## DIRECTIONS FOR THIS TASK:
Reproduce the data exactly.

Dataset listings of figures
************

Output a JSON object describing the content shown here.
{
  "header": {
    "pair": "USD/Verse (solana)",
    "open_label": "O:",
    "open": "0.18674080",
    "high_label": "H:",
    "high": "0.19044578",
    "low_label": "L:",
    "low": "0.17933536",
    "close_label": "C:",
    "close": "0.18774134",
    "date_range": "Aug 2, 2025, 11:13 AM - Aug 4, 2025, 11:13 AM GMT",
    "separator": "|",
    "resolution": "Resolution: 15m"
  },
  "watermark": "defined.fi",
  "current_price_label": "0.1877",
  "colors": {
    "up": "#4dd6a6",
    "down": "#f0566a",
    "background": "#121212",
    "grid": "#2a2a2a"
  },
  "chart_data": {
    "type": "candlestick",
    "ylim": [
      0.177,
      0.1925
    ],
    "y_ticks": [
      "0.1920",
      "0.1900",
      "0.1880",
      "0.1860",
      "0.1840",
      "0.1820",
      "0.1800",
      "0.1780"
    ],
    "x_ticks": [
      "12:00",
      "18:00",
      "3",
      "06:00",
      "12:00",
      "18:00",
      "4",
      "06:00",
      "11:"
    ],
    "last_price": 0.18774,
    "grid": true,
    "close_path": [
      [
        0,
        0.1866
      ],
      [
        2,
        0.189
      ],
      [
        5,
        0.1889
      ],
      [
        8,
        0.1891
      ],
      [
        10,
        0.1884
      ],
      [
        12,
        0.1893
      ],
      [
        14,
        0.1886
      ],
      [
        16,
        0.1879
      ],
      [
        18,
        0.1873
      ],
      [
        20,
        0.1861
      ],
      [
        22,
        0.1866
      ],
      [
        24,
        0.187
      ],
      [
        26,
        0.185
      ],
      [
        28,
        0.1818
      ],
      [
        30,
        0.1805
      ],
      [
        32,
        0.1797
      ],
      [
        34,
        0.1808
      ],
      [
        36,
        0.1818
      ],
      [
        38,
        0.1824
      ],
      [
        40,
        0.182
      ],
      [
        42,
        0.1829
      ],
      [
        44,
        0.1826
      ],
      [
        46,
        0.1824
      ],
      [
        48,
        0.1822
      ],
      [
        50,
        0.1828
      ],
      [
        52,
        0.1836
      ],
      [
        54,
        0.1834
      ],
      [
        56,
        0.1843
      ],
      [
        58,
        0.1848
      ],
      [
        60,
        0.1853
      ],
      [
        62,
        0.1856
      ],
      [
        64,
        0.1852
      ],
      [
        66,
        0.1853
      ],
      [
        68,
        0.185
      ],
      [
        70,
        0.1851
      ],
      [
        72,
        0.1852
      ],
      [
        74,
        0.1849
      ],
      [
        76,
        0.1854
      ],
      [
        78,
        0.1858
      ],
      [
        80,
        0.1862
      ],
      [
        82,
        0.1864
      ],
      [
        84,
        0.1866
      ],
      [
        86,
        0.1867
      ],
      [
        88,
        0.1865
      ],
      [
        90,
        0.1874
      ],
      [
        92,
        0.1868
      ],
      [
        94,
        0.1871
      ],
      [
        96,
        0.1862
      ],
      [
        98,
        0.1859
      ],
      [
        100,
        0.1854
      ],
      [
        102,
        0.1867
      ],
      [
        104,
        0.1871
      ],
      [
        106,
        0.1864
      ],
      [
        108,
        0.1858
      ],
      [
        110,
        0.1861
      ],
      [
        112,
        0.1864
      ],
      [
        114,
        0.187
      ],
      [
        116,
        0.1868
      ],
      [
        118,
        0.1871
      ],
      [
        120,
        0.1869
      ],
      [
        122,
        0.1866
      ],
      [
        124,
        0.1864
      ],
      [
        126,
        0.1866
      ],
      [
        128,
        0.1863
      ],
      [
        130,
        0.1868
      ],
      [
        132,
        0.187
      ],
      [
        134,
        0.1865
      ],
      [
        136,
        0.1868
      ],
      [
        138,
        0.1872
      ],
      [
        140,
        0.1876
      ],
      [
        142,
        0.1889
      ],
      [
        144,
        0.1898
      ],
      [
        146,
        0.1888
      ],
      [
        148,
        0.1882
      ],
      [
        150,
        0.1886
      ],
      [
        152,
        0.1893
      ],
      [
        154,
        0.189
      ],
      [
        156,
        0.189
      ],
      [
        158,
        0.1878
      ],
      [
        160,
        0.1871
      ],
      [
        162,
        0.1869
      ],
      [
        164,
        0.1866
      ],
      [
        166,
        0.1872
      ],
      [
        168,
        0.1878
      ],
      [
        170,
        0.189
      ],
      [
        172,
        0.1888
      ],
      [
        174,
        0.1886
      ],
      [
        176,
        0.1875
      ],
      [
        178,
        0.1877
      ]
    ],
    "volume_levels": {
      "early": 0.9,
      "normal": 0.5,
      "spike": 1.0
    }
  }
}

************

## OUTPUT FOR THIS TASK:
Output a JSON object describing the content shown here.
{
  "header": {
    "pair": "USD/Verse (solana)",
    "open_label": "O:",
    "open": "0.18674080",
    "high_label": "H:",
    "high": "0.19044578",
    "low_label": "L:",
    "low": "0.17933536",
    "close_label": "C:",
    "close": "0.18774134",
    "date_range": "Aug 2, 2025, 11:13 AM - Aug 4, 2025, 11:13 AM GMT",
    "separator": "|",
    "resolution": "Resolution: 15m"
  },
  "watermark": "defined.fi",
  "current_price_label": "0.1877",
  "colors": {
    "up": "#4dd6a6",
    "down": "#f0566a",
    "background": "#121212",
    "grid": "#2a2a2a"
  },
  "chart_data": {
    "type": "candlestick",
    "ylim": [
      0.177,
      0.1925
    ],
    "y_ticks": [
      "0.1920",
      "0.1900",
      "0.1880",
      "0.1860",
      "0.1840",
      "0.1820",
      "0.1800",
      "0.1780"
    ],
    "x_ticks": [
      "12:00",
      "18:00",
      "3",
      "06:00",
      "12:00",
      "18:00",
      "4",
      "06:00",
      "11:"
    ],
    "last_price": 0.18774,
    "grid": true,
    "close_path": [
      [
        0,
        0.1866
      ],
      [
        2,
        0.189
      ],
      [
        5,
        0.1889
      ],
      [
        8,
        0.1891
      ],
      [
        10,
        0.1884
      ],
      [
        12,
        0.1893
      ],
      [
        14,
        0.1886
      ],
      [
        16,
        0.1879
      ],
      [
        18,
        0.1873
      ],
      [
        20,
        0.1861
      ],
      [
        22,
        0.1866
      ],
      [
        24,
        0.187
      ],
      [
        26,
        0.185
      ],
      [
        28,
        0.1818
      ],
      [
        30,
        0.1805
      ],
      [
        32,
        0.1797
      ],
      [
        34,
        0.1808
      ],
      [
        36,
        0.1818
      ],
      [
        38,
        0.1824
      ],
      [
        40,
        0.182
      ],
      [
        42,
        0.1829
      ],
      [
        44,
        0.1826
      ],
      [
        46,
        0.1824
      ],
      [
        48,
        0.1822
      ],
      [
        50,
        0.1828
      ],
      [
        52,
        0.1836
      ],
      [
        54,
        0.1834
      ],
      [
        56,
        0.1843
      ],
      [
        58,
        0.1848
      ],
      [
        60,
        0.1853
      ],
      [
        62,
        0.1856
      ],
      [
        64,
        0.1852
      ],
      [
        66,
        0.1853
      ],
      [
        68,
        0.185
      ],
      [
        70,
        0.1851
      ],
      [
        72,
        0.1852
      ],
      [
        74,
        0.1849
      ],
      [
        76,
        0.1854
      ],
      [
        78,
        0.1858
      ],
      [
        80,
        0.1862
      ],
      [
        82,
        0.1864
      ],
      [
        84,
        0.1866
      ],
      [
        86,
        0.1867
      ],
      [
        88,
        0.1865
      ],
      [
        90,
        0.1874
      ],
      [
        92,
        0.1868
      ],
      [
        94,
        0.1871
      ],
      [
        96,
        0.1862
      ],
      [
        98,
        0.1859
      ],
      [
        100,
        0.1854
      ],
      [
        102,
        0.1867
      ],
      [
        104,
        0.1871
      ],
      [
        106,
        0.1864
      ],
      [
        108,
        0.1858
      ],
      [
        110,
        0.1861
      ],
      [
        112,
        0.1864
      ],
      [
        114,
        0.187
      ],
      [
        116,
        0.1868
      ],
      [
        118,
        0.1871
      ],
      [
        120,
        0.1869
      ],
      [
        122,
        0.1866
      ],
      [
        124,
        0.1864
      ],
      [
        126,
        0.1866
      ],
      [
        128,
        0.1863
      ],
      [
        130,
        0.1868
      ],
      [
        132,
        0.187
      ],
      [
        134,
        0.1865
      ],
      [
        136,
        0.1868
      ],
      [
        138,
        0.1872
      ],
      [
        140,
        0.1876
      ],
      [
        142,
        0.1889
      ],
      [
        144,
        0.1898
      ],
      [
        146,
        0.1888
      ],
      [
        148,
        0.1882
      ],
      [
        150,
        0.1886
      ],
      [
        152,
        0.1893
      ],
      [
        154,
        0.189
      ],
      [
        156,
        0.189
      ],
      [
        158,
        0.1878
      ],
      [
        160,
        0.1871
      ],
      [
        162,
        0.1869
      ],
      [
        164,
        0.1866
      ],
      [
        166,
        0.1872
      ],
      [
        168,
        0.1878
      ],
      [
        170,
        0.189
      ],
      [
        172,
        0.1888
      ],
      [
        174,
        0.1886
      ],
      [
        176,
        0.1875
      ],
      [
        178,
        0.1877
      ]
    ],
    "volume_levels": {
      "early": 0.9,
      "normal": 0.5,
      "spike": 1.0
    }
  }
}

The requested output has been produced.